**EXCERPTED RECORDS:**
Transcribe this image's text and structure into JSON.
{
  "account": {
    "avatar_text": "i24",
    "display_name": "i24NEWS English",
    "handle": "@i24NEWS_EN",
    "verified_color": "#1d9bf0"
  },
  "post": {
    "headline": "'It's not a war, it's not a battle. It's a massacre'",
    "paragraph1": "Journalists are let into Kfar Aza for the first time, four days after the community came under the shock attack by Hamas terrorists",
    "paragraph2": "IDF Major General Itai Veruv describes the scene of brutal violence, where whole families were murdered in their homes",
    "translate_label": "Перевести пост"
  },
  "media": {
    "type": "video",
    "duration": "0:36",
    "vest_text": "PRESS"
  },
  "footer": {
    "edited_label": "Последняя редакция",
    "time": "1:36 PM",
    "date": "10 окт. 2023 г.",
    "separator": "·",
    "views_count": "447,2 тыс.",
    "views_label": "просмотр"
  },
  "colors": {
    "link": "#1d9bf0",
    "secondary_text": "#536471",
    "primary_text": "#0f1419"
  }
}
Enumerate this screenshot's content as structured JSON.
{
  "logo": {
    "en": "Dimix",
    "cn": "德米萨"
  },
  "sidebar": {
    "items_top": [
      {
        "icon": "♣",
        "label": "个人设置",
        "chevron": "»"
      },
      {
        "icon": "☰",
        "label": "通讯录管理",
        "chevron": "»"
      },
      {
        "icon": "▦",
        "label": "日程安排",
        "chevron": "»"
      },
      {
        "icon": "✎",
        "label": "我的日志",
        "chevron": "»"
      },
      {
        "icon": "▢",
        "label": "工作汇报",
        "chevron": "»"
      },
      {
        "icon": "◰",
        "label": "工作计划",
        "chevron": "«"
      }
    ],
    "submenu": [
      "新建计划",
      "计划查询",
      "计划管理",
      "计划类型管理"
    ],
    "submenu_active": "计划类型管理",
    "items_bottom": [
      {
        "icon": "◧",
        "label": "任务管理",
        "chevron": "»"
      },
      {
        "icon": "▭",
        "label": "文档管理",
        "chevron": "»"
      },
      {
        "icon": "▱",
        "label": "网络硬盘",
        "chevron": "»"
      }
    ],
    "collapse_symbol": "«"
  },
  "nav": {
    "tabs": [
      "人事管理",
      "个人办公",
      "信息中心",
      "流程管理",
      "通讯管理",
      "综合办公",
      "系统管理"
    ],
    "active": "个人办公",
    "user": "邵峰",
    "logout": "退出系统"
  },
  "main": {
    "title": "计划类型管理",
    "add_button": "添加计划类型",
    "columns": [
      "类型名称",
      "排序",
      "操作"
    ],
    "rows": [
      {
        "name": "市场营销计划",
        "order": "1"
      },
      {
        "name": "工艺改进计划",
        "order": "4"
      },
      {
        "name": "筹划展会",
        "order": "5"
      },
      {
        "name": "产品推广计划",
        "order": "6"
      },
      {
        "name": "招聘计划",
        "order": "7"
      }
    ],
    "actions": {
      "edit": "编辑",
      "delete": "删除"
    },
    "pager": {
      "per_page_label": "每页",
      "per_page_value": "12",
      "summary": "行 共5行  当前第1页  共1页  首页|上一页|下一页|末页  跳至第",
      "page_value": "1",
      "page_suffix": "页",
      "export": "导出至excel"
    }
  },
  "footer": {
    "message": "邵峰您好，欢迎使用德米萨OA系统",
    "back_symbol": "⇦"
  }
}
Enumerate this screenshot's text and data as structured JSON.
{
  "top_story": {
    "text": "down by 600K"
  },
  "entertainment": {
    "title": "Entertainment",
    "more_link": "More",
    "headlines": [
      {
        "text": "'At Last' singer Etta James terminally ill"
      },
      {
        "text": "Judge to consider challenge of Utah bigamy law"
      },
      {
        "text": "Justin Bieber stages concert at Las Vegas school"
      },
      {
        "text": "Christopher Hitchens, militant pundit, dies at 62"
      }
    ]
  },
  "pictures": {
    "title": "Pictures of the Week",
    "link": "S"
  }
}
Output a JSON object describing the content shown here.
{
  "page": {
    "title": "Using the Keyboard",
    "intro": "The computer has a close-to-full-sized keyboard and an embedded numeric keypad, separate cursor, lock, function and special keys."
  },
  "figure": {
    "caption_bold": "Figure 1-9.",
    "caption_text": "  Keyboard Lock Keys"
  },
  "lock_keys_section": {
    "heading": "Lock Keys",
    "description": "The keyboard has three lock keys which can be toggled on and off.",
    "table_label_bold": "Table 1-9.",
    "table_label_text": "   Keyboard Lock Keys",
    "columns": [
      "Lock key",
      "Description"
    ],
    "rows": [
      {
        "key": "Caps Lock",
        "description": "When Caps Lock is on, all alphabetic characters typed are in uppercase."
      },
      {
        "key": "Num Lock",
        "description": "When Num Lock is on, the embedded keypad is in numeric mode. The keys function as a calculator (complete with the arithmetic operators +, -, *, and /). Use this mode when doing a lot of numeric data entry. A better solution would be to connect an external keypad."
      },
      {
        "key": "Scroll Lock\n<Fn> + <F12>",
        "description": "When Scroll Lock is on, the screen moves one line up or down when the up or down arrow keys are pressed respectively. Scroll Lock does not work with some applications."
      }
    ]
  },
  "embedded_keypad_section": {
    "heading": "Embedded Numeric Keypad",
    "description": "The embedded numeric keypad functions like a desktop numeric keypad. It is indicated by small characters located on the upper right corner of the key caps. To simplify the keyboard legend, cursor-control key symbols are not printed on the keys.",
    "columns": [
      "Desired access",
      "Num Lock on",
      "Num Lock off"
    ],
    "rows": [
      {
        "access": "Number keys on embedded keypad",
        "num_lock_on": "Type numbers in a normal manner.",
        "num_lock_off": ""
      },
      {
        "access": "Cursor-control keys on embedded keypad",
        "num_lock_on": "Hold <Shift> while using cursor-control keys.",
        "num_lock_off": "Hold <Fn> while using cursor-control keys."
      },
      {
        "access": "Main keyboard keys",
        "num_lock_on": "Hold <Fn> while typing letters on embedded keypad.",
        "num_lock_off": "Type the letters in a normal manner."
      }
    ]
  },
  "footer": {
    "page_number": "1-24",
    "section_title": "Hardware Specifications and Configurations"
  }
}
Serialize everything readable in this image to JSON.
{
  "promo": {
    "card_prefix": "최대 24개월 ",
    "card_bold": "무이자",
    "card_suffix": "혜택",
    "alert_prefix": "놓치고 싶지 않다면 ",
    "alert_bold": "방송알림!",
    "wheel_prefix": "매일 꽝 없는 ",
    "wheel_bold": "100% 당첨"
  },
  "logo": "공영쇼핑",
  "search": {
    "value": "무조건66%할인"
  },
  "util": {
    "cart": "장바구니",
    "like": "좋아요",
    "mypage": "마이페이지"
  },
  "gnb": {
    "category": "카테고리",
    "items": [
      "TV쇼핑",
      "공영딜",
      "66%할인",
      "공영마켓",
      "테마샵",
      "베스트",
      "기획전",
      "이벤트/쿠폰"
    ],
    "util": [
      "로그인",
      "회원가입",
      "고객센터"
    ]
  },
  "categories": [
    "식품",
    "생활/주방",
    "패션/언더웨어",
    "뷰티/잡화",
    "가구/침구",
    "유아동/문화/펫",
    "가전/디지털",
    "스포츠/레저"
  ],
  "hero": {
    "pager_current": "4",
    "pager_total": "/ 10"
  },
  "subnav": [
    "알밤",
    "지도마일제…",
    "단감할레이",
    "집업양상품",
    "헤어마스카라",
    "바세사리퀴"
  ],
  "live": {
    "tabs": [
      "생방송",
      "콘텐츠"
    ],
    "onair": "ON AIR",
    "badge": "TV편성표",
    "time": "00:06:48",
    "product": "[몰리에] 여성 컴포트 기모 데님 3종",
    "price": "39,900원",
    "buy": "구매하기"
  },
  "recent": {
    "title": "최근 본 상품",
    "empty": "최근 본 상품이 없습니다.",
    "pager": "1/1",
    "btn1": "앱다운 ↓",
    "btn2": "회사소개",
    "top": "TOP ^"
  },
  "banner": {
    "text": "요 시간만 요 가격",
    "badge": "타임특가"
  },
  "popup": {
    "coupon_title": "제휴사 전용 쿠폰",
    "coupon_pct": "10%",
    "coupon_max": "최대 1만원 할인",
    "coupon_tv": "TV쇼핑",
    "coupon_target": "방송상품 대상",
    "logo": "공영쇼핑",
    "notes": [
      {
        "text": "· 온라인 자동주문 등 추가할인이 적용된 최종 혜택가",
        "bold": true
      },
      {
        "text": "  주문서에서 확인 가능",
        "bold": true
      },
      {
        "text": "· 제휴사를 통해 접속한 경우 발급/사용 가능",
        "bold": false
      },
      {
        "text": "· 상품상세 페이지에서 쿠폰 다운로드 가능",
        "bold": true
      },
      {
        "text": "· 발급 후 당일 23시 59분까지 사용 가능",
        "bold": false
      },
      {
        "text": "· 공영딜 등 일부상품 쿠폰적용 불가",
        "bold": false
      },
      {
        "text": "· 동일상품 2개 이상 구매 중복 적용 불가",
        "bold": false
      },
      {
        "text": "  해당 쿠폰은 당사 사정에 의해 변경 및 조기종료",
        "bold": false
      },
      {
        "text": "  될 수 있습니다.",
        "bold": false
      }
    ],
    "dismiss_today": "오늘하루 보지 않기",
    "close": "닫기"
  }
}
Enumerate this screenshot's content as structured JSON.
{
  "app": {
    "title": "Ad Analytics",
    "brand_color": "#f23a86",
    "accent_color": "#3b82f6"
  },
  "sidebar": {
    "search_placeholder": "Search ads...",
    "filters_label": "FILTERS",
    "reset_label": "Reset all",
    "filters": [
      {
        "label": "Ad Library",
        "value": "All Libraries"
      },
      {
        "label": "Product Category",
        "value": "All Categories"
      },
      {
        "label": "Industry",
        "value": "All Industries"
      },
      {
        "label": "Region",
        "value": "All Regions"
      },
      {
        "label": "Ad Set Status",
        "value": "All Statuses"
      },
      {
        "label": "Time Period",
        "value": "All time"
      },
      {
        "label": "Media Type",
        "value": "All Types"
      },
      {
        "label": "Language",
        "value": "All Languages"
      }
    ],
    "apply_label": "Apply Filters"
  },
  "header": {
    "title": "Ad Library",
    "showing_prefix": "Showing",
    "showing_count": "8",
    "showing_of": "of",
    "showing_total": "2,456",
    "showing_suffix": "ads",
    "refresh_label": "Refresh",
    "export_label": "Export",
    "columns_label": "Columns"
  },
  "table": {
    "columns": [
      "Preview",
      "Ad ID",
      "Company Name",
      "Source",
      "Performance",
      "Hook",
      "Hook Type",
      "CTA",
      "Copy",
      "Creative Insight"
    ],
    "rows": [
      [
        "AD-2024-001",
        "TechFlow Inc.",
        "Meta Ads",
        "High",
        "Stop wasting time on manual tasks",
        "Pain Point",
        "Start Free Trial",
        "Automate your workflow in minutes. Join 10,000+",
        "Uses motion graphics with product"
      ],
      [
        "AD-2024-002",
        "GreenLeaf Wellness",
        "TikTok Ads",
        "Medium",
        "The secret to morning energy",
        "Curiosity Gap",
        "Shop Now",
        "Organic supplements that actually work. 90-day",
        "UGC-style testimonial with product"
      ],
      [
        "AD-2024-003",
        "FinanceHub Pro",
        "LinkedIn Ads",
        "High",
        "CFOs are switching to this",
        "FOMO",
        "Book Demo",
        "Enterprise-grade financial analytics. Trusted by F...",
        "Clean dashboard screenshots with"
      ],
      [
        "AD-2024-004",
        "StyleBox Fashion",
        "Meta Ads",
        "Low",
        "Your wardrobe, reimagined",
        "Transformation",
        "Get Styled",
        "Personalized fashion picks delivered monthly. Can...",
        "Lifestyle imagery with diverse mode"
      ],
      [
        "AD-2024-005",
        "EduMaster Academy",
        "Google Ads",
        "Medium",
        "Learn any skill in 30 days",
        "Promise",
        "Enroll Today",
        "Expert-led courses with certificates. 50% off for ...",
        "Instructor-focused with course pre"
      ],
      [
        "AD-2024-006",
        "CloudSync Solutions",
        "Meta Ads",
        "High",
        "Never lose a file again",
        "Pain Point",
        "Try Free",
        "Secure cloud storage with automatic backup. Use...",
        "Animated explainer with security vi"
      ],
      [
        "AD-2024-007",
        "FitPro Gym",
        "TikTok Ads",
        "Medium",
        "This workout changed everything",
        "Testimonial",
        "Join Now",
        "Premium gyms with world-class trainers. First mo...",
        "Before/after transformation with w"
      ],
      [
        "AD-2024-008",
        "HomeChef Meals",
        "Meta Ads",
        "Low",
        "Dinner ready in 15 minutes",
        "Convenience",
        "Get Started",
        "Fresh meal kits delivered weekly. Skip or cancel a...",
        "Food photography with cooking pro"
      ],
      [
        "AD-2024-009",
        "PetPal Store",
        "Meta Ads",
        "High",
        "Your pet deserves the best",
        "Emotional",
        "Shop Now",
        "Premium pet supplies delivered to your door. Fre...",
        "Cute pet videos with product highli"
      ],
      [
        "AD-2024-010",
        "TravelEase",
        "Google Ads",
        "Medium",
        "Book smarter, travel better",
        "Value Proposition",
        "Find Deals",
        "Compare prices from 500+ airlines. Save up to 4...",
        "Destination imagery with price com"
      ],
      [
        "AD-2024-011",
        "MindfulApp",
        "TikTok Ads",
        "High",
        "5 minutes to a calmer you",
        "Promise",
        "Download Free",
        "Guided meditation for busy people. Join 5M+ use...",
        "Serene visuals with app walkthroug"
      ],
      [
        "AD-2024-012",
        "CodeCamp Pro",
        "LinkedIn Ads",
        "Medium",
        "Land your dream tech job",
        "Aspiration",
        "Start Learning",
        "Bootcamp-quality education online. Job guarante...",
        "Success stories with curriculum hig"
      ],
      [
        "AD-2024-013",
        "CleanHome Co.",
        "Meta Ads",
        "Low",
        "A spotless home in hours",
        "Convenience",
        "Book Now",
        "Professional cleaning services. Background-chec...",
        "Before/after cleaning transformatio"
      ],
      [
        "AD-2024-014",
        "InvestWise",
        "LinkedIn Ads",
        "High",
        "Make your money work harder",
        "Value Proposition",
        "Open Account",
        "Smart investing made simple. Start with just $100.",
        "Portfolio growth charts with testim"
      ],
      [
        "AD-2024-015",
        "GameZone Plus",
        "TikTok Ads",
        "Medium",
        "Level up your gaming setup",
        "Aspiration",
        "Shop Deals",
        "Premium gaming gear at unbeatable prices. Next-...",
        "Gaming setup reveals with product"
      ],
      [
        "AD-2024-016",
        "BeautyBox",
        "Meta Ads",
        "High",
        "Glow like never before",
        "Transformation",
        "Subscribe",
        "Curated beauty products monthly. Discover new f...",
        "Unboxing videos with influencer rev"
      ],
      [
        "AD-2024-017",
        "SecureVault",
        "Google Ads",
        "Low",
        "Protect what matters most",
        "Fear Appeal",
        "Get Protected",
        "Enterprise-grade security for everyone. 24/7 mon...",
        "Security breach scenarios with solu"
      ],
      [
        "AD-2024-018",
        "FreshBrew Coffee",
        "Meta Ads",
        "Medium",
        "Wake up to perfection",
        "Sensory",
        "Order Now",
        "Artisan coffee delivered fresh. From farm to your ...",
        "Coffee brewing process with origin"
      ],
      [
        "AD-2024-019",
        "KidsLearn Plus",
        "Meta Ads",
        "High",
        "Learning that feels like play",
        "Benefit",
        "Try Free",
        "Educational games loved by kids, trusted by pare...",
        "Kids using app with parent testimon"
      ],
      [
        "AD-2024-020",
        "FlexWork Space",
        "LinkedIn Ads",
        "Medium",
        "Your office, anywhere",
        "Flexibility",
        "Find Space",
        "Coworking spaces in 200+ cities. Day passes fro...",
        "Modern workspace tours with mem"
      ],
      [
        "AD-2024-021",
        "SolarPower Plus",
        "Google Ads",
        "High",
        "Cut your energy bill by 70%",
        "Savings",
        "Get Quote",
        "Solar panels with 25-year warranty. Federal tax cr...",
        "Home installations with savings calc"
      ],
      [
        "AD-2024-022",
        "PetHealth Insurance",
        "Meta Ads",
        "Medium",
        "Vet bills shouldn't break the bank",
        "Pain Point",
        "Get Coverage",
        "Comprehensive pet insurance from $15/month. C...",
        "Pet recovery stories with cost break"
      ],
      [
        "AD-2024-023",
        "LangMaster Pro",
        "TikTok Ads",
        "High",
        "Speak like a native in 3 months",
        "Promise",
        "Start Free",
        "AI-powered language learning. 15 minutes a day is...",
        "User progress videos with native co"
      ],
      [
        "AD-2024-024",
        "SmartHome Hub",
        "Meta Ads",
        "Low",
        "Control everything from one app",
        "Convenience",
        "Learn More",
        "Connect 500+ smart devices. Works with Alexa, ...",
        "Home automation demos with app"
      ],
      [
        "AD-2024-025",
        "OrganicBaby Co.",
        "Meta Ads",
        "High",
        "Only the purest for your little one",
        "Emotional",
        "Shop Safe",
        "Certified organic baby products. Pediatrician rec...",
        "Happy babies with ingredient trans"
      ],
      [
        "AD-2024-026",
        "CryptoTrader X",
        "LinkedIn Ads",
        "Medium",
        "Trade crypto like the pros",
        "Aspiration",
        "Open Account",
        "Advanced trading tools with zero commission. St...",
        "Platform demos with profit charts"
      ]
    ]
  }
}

**JOB:**
Go through the records above, find every line with the word "normal", and list those lines.

**OUTPUT FOR THIS TASK:**
        "num_lock_on": "Type numbers in a normal manner.",
        "num_lock_off": "Type the letters in a normal manner."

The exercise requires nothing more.